Your task: Transcribe the records that follow exactly. Skip the pictures.

════════

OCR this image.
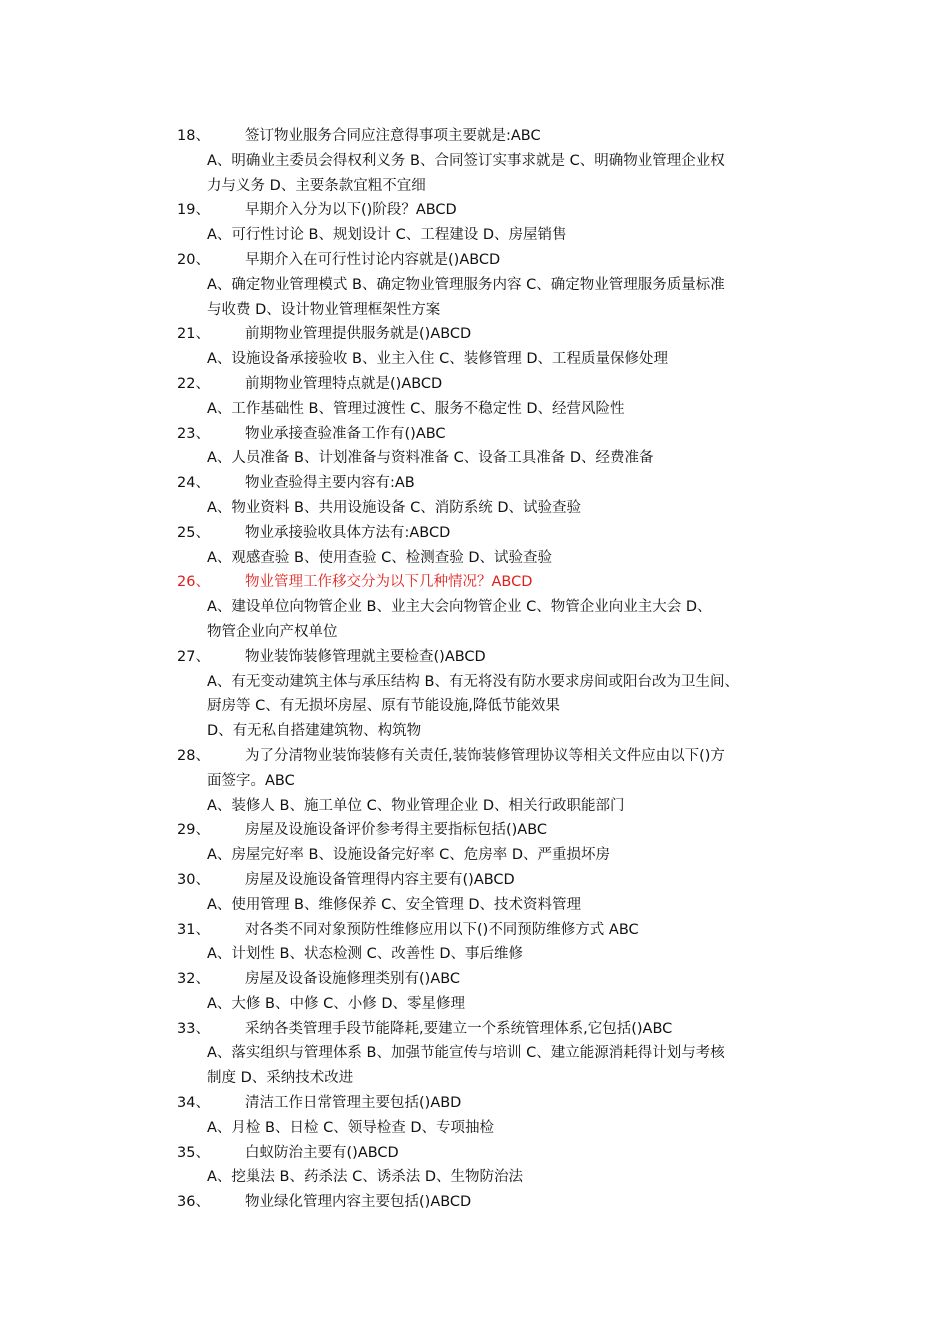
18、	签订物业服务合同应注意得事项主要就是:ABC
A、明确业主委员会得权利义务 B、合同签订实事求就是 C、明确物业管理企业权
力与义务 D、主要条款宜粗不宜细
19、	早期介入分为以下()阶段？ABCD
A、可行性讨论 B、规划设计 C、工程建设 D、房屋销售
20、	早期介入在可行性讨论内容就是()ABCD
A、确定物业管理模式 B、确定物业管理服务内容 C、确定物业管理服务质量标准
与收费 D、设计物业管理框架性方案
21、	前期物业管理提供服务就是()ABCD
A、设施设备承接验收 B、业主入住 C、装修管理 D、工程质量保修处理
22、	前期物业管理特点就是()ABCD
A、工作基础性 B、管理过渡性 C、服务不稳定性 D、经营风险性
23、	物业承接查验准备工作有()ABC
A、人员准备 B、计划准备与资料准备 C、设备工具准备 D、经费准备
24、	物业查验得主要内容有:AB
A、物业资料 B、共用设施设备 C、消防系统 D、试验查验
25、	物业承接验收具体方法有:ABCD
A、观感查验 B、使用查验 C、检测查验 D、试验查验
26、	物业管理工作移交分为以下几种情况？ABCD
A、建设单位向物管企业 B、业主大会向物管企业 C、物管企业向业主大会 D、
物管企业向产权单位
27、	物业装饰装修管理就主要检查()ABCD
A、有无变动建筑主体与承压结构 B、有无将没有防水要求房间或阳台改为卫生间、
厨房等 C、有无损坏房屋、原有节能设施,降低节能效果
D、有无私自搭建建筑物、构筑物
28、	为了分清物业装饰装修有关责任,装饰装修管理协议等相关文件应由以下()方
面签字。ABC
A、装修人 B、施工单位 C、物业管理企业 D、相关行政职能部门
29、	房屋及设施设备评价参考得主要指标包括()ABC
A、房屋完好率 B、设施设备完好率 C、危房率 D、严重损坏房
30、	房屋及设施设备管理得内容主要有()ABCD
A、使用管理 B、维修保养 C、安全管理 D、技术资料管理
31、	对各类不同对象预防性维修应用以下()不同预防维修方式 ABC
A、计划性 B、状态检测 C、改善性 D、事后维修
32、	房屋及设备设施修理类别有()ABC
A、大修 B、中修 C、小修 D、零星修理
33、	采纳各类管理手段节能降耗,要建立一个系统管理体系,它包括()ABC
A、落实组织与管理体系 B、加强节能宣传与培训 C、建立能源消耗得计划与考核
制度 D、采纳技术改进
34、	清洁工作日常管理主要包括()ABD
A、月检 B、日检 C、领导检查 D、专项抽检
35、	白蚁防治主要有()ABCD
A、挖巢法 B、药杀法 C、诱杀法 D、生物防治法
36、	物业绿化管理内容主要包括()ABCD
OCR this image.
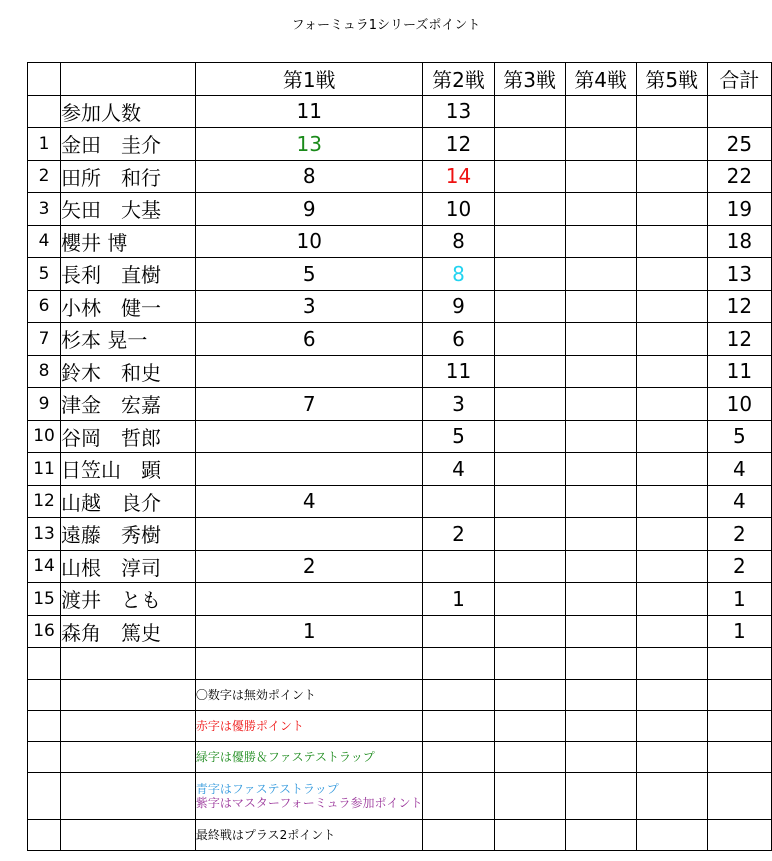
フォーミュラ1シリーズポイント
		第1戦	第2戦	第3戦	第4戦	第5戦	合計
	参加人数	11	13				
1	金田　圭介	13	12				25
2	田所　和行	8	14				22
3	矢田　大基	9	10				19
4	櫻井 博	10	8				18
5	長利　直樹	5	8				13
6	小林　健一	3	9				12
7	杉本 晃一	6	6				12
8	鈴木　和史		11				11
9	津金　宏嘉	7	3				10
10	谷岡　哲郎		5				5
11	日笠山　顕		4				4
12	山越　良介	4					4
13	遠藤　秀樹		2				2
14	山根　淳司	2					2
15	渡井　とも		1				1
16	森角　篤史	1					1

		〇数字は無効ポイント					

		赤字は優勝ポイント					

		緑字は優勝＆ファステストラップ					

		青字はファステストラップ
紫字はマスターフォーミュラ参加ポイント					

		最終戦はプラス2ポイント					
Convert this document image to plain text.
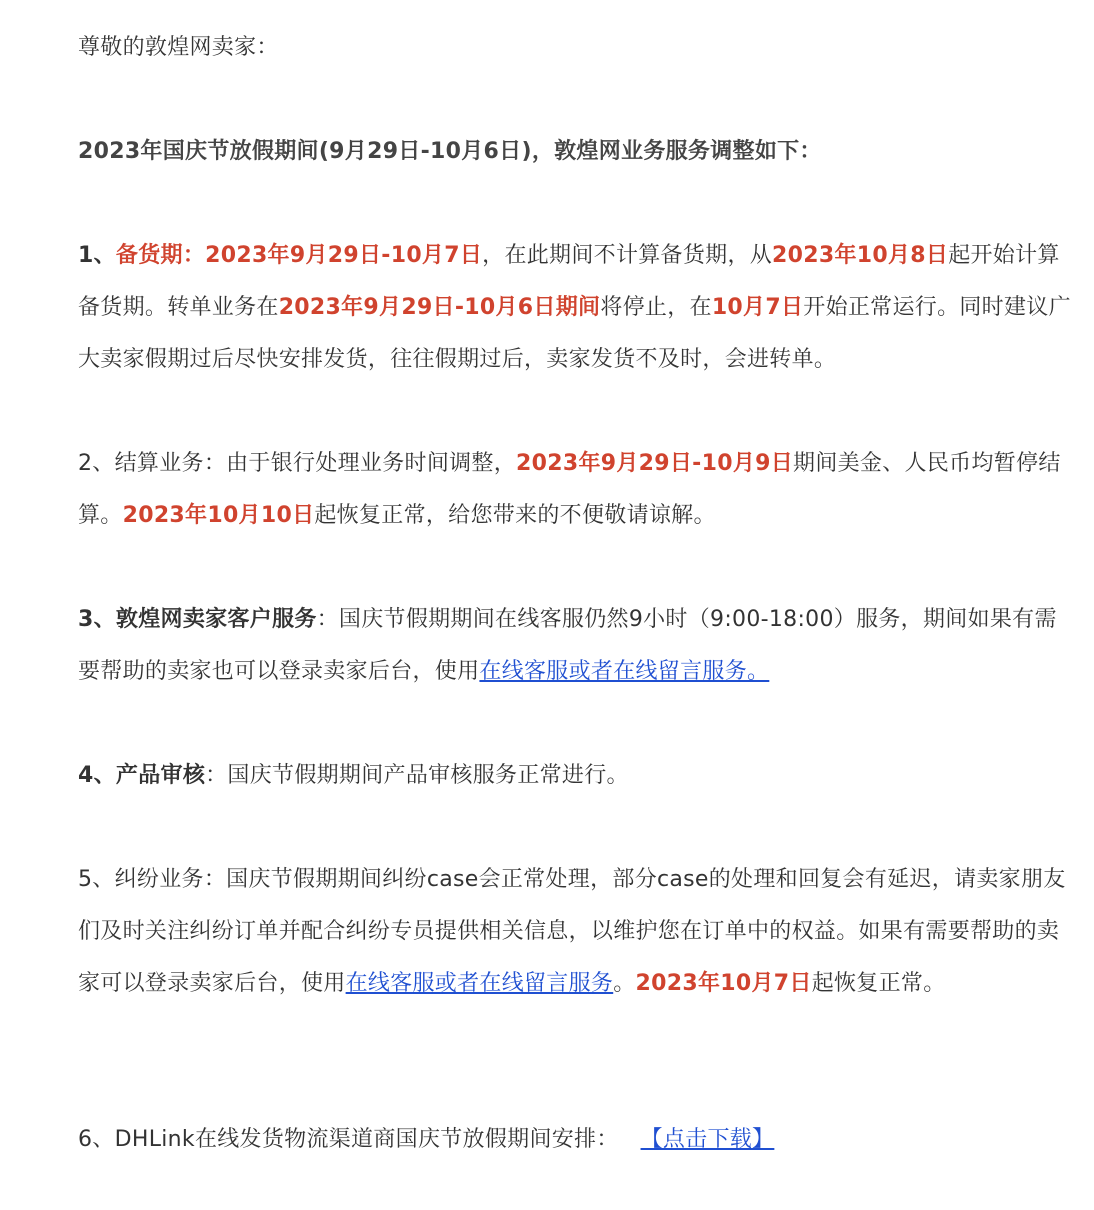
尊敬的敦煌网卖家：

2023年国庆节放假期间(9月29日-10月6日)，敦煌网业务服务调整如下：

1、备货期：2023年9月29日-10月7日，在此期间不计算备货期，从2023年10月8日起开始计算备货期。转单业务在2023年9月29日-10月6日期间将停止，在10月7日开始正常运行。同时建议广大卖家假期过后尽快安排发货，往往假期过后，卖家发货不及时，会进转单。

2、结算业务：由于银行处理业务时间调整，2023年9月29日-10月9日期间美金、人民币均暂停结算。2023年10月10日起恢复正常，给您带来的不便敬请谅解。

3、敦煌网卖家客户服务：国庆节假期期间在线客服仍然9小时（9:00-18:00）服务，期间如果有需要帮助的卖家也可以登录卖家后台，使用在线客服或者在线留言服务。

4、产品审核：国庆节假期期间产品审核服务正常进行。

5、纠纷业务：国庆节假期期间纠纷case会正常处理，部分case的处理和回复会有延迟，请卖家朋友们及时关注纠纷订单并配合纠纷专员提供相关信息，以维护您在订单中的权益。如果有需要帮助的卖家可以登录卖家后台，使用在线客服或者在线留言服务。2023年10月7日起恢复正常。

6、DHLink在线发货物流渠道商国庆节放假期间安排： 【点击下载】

════════

Complete response:
OCR this image.
18、	签订物业服务合同应注意得事项主要就是:ABC
A、明确业主委员会得权利义务 B、合同签订实事求就是 C、明确物业管理企业权
力与义务 D、主要条款宜粗不宜细
19、	早期介入分为以下()阶段？ABCD
A、可行性讨论 B、规划设计 C、工程建设 D、房屋销售
20、	早期介入在可行性讨论内容就是()ABCD
A、确定物业管理模式 B、确定物业管理服务内容 C、确定物业管理服务质量标准
与收费 D、设计物业管理框架性方案
21、	前期物业管理提供服务就是()ABCD
A、设施设备承接验收 B、业主入住 C、装修管理 D、工程质量保修处理
22、	前期物业管理特点就是()ABCD
A、工作基础性 B、管理过渡性 C、服务不稳定性 D、经营风险性
23、	物业承接查验准备工作有()ABC
A、人员准备 B、计划准备与资料准备 C、设备工具准备 D、经费准备
24、	物业查验得主要内容有:AB
A、物业资料 B、共用设施设备 C、消防系统 D、试验查验
25、	物业承接验收具体方法有:ABCD
A、观感查验 B、使用查验 C、检测查验 D、试验查验
26、	物业管理工作移交分为以下几种情况？ABCD
A、建设单位向物管企业 B、业主大会向物管企业 C、物管企业向业主大会 D、
物管企业向产权单位
27、	物业装饰装修管理就主要检查()ABCD
A、有无变动建筑主体与承压结构 B、有无将没有防水要求房间或阳台改为卫生间、
厨房等 C、有无损坏房屋、原有节能设施,降低节能效果
D、有无私自搭建建筑物、构筑物
28、	为了分清物业装饰装修有关责任,装饰装修管理协议等相关文件应由以下()方
面签字。ABC
A、装修人 B、施工单位 C、物业管理企业 D、相关行政职能部门
29、	房屋及设施设备评价参考得主要指标包括()ABC
A、房屋完好率 B、设施设备完好率 C、危房率 D、严重损坏房
30、	房屋及设施设备管理得内容主要有()ABCD
A、使用管理 B、维修保养 C、安全管理 D、技术资料管理
31、	对各类不同对象预防性维修应用以下()不同预防维修方式 ABC
A、计划性 B、状态检测 C、改善性 D、事后维修
32、	房屋及设备设施修理类别有()ABC
A、大修 B、中修 C、小修 D、零星修理
33、	采纳各类管理手段节能降耗,要建立一个系统管理体系,它包括()ABC
A、落实组织与管理体系 B、加强节能宣传与培训 C、建立能源消耗得计划与考核
制度 D、采纳技术改进
34、	清洁工作日常管理主要包括()ABD
A、月检 B、日检 C、领导检查 D、专项抽检
35、	白蚁防治主要有()ABCD
A、挖巢法 B、药杀法 C、诱杀法 D、生物防治法
36、	物业绿化管理内容主要包括()ABCD
OCR this image.
フォーミュラ1シリーズポイント
		第1戦	第2戦	第3戦	第4戦	第5戦	合計
	参加人数	11	13				
1	金田　圭介	13	12				25
2	田所　和行	8	14				22
3	矢田　大基	9	10				19
4	櫻井 博	10	8				18
5	長利　直樹	5	8				13
6	小林　健一	3	9				12
7	杉本 晃一	6	6				12
8	鈴木　和史		11				11
9	津金　宏嘉	7	3				10
10	谷岡　哲郎		5				5
11	日笠山　顕		4				4
12	山越　良介	4					4
13	遠藤　秀樹		2				2
14	山根　淳司	2					2
15	渡井　とも		1				1
16	森角　篤史	1					1

		〇数字は無効ポイント					

		赤字は優勝ポイント					

		緑字は優勝＆ファステストラップ					

		青字はファステストラップ
紫字はマスターフォーミュラ参加ポイント					

		最終戦はプラス2ポイント					
Convert this document image to plain text.
尊敬的敦煌网卖家：

2023年国庆节放假期间(9月29日-10月6日)，敦煌网业务服务调整如下：

1、备货期：2023年9月29日-10月7日，在此期间不计算备货期，从2023年10月8日起开始计算备货期。转单业务在2023年9月29日-10月6日期间将停止，在10月7日开始正常运行。同时建议广大卖家假期过后尽快安排发货，往往假期过后，卖家发货不及时，会进转单。

2、结算业务：由于银行处理业务时间调整，2023年9月29日-10月9日期间美金、人民币均暂停结算。2023年10月10日起恢复正常，给您带来的不便敬请谅解。

3、敦煌网卖家客户服务：国庆节假期期间在线客服仍然9小时（9:00-18:00）服务，期间如果有需要帮助的卖家也可以登录卖家后台，使用在线客服或者在线留言服务。

4、产品审核：国庆节假期期间产品审核服务正常进行。

5、纠纷业务：国庆节假期期间纠纷case会正常处理，部分case的处理和回复会有延迟，请卖家朋友们及时关注纠纷订单并配合纠纷专员提供相关信息，以维护您在订单中的权益。如果有需要帮助的卖家可以登录卖家后台，使用在线客服或者在线留言服务。2023年10月7日起恢复正常。

6、DHLink在线发货物流渠道商国庆节放假期间安排： 【点击下载】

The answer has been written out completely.